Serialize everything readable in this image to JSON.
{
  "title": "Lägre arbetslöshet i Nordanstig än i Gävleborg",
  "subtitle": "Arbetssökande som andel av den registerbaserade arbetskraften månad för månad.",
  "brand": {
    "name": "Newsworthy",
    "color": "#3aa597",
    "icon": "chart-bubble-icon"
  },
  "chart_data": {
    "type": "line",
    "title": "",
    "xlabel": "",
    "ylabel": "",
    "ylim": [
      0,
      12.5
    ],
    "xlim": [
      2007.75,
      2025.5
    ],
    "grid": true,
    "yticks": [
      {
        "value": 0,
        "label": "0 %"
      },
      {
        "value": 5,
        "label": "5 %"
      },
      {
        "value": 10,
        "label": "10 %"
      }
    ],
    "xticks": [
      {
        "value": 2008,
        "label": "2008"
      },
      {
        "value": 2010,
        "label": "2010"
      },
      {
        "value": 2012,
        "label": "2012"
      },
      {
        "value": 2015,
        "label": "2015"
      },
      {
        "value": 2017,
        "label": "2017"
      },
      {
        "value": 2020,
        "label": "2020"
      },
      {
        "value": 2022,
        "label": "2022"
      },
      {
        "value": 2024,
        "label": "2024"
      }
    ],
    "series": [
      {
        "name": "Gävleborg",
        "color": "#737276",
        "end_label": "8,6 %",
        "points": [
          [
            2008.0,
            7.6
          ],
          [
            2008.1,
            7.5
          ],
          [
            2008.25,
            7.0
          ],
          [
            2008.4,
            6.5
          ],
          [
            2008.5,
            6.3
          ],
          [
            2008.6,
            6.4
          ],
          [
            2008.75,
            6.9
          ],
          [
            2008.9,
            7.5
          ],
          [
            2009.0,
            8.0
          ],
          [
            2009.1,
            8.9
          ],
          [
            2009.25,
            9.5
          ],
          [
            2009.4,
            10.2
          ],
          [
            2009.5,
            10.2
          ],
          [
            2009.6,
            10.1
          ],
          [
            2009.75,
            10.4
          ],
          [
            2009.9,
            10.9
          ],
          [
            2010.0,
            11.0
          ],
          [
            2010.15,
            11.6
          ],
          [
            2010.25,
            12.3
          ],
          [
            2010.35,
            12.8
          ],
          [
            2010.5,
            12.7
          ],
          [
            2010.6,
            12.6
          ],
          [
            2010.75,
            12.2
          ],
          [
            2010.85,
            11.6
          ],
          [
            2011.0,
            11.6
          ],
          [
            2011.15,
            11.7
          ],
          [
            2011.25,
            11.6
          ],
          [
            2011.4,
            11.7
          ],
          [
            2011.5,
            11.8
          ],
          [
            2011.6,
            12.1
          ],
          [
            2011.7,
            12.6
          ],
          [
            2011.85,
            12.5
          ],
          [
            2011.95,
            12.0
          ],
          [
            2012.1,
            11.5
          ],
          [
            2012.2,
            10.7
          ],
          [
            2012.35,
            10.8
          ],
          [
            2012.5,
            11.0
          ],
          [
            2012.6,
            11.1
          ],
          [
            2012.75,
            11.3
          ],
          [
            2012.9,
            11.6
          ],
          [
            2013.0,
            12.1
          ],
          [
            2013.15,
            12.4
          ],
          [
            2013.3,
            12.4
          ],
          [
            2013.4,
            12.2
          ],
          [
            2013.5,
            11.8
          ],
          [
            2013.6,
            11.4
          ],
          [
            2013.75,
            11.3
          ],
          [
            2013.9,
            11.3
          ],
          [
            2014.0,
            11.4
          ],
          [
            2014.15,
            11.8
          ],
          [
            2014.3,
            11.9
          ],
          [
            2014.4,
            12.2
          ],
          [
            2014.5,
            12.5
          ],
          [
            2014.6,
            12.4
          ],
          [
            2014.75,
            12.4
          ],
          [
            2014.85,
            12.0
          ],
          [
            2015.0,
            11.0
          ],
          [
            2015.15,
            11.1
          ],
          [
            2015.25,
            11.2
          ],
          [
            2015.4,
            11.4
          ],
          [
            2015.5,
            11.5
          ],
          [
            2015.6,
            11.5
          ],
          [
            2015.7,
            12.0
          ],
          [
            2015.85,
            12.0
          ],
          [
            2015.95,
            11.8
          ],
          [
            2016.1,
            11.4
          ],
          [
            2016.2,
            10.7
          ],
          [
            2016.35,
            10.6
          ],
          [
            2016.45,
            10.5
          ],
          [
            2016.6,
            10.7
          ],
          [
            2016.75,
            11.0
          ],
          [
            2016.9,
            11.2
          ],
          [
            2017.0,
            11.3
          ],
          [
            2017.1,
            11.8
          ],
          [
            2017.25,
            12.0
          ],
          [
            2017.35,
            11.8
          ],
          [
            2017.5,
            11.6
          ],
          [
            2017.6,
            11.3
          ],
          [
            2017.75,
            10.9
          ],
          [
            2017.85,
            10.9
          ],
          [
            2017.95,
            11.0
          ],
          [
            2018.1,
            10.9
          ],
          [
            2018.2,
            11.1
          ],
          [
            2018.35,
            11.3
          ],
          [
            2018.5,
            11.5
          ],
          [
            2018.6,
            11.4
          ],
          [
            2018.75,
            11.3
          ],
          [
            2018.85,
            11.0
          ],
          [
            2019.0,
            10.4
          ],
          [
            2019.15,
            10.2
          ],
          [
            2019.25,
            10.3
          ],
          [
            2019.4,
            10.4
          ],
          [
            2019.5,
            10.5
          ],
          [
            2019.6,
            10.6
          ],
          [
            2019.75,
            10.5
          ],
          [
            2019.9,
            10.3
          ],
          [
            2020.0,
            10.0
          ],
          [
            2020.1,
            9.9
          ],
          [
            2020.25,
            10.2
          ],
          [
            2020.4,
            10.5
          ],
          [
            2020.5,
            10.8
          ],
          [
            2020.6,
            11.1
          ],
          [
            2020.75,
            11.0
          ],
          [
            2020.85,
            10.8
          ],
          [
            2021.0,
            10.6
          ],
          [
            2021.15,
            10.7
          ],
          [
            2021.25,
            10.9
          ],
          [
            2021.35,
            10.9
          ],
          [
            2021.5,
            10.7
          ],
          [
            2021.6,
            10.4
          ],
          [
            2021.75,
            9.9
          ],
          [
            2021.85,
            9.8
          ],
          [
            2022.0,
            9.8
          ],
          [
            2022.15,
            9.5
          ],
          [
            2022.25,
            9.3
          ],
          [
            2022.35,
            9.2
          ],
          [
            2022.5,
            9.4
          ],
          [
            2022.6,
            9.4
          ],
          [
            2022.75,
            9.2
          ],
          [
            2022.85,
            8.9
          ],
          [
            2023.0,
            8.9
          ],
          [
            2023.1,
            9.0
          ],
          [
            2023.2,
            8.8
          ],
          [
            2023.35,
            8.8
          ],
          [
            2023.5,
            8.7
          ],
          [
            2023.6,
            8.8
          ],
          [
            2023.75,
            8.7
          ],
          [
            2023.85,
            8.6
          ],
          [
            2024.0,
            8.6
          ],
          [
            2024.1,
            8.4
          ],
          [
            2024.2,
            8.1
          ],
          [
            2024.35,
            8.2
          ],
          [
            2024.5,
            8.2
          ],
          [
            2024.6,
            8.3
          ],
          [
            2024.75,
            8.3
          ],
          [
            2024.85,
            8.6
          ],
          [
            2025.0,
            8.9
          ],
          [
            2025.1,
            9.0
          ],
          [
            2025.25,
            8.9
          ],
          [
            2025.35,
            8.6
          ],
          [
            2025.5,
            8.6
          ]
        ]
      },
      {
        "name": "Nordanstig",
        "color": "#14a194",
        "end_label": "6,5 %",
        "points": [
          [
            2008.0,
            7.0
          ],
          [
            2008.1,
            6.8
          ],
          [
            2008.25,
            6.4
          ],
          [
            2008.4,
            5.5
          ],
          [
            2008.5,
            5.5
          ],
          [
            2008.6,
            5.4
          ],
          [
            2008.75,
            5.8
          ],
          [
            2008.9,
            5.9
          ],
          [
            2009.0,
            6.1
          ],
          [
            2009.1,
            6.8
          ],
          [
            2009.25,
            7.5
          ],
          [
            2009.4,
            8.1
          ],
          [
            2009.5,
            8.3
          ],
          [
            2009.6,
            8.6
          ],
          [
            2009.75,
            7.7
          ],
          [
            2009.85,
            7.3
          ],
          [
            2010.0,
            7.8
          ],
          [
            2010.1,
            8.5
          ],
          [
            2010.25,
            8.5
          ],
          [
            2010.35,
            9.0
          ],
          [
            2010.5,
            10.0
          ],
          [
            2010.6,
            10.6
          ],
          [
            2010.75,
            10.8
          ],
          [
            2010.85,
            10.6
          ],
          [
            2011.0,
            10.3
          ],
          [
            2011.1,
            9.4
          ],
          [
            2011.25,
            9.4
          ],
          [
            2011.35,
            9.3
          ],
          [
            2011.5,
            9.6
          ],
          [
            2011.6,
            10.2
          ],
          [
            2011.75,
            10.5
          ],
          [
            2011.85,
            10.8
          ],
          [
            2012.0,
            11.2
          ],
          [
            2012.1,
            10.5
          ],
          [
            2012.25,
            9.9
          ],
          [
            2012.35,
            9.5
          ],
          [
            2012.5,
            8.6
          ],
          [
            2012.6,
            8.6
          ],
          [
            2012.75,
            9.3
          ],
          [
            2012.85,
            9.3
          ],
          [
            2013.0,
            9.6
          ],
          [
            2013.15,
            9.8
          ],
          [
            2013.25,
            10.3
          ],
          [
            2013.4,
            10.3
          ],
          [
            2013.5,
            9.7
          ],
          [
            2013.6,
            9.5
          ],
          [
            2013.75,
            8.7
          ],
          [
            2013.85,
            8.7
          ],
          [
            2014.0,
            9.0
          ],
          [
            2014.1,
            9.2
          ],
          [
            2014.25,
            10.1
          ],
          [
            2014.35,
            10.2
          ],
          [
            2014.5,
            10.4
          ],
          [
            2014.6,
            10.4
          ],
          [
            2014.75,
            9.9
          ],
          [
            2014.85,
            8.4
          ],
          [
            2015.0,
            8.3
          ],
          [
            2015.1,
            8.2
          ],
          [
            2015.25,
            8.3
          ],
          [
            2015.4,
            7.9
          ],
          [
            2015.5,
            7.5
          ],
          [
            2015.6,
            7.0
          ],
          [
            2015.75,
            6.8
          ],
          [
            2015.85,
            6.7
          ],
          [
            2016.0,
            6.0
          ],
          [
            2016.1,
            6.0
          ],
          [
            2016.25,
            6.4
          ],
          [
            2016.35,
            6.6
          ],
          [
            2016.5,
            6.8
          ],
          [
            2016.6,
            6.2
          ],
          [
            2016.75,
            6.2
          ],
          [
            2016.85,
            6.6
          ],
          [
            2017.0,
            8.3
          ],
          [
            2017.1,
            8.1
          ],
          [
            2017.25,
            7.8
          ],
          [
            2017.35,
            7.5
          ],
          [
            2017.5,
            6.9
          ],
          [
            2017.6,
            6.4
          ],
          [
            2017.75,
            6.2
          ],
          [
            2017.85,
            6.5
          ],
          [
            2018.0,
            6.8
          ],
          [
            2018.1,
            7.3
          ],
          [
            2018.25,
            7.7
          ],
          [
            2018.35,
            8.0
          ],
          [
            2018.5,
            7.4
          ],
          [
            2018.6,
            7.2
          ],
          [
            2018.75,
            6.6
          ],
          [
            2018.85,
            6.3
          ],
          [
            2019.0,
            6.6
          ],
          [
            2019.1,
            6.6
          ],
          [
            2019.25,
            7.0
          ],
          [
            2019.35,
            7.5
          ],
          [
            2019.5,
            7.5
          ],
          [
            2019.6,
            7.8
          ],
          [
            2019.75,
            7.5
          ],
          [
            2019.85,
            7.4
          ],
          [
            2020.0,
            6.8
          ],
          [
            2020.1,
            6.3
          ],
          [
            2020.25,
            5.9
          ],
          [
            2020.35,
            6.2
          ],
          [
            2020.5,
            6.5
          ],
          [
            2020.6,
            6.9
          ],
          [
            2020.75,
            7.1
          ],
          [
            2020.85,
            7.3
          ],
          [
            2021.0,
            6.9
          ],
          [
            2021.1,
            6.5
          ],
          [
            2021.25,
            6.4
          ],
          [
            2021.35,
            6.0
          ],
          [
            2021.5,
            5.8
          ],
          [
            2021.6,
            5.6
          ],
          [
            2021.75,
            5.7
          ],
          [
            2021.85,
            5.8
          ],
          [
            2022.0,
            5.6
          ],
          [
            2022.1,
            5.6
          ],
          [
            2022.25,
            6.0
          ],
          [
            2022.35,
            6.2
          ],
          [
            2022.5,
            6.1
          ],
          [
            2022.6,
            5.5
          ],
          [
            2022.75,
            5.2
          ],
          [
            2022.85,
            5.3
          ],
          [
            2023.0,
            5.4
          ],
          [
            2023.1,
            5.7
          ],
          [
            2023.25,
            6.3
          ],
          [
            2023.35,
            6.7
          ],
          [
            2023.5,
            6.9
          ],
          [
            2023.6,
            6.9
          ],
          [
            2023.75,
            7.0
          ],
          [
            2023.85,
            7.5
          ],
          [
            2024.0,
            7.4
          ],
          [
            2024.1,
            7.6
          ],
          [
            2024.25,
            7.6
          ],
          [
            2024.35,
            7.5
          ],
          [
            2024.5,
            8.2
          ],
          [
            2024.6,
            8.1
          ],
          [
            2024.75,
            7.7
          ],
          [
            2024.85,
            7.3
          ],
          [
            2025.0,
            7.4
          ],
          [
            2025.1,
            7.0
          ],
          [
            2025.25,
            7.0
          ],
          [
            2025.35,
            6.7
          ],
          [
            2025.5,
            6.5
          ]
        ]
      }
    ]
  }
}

- _What to produce_: How many of the lines above hold "value"? Answer with only the number.

- _The reply_: 11